Records that describe figures
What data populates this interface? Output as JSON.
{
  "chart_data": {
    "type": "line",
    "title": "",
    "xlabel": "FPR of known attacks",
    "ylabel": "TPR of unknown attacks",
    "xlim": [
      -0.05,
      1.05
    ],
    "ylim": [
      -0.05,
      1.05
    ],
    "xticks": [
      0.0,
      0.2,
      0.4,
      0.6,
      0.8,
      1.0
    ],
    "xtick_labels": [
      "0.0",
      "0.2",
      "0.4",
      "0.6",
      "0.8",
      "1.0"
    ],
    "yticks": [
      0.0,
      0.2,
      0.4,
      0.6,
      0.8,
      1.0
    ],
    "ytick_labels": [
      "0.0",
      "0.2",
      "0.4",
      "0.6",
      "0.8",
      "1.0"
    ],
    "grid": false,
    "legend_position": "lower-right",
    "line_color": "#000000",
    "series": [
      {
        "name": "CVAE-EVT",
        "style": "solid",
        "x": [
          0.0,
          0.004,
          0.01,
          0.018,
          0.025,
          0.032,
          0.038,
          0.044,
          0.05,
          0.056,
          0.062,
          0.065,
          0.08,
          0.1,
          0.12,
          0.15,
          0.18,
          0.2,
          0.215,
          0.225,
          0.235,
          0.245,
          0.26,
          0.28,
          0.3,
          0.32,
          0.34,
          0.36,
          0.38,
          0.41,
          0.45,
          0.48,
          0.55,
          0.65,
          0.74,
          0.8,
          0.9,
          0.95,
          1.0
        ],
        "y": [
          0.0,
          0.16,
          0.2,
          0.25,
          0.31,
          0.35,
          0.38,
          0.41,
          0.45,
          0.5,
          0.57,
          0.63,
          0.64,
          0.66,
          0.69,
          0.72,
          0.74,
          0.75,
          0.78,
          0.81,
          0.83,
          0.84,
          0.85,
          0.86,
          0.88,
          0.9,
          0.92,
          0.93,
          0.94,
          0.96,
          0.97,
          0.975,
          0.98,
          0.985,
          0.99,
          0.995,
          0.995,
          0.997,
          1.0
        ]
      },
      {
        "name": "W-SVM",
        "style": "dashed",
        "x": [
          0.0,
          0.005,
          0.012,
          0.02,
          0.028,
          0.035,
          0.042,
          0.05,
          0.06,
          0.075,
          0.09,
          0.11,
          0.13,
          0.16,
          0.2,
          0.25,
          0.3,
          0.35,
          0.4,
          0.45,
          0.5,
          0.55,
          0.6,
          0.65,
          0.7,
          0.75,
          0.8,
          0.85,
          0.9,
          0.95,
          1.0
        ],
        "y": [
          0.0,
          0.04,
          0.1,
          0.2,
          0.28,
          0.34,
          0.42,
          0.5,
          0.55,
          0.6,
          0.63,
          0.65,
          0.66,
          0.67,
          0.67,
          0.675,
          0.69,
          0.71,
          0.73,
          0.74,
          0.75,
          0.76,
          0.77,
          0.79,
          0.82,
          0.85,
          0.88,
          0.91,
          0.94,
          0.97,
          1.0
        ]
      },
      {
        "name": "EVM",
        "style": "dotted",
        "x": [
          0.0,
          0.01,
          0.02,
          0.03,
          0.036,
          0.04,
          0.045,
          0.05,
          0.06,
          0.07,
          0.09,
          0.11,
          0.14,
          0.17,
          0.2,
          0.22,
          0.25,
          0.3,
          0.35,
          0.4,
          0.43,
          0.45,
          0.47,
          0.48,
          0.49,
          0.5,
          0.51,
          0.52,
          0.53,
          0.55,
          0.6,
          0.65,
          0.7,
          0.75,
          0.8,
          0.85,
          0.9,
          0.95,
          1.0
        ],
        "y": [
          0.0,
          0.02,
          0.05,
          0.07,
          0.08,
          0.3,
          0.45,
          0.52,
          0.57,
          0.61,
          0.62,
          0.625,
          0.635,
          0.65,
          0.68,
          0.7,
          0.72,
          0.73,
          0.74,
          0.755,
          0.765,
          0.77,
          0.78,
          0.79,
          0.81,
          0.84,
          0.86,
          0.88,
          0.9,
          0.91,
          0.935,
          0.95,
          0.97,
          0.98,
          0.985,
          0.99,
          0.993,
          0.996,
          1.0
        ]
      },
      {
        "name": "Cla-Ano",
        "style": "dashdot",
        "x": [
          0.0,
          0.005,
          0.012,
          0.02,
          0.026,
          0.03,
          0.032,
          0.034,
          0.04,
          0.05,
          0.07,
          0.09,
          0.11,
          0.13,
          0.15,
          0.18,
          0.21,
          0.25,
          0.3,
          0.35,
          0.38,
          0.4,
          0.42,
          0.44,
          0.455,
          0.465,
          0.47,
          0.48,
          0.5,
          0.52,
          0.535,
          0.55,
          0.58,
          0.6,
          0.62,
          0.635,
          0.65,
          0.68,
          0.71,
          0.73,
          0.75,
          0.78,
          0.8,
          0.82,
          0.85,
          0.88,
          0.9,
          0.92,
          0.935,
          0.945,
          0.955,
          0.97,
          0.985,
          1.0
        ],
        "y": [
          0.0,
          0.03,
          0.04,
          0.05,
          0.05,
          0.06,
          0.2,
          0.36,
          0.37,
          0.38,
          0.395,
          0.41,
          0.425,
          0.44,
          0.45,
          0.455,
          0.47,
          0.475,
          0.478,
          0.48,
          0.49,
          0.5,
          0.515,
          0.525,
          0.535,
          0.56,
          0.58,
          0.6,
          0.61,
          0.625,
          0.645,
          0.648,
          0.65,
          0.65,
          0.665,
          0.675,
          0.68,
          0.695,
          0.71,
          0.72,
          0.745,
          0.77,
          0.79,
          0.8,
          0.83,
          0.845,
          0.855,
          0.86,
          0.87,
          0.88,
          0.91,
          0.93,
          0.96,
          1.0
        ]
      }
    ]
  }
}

THE TASK –
Across the records, how many lines contain "attacks"? Only the number should be given.

REPLY –
2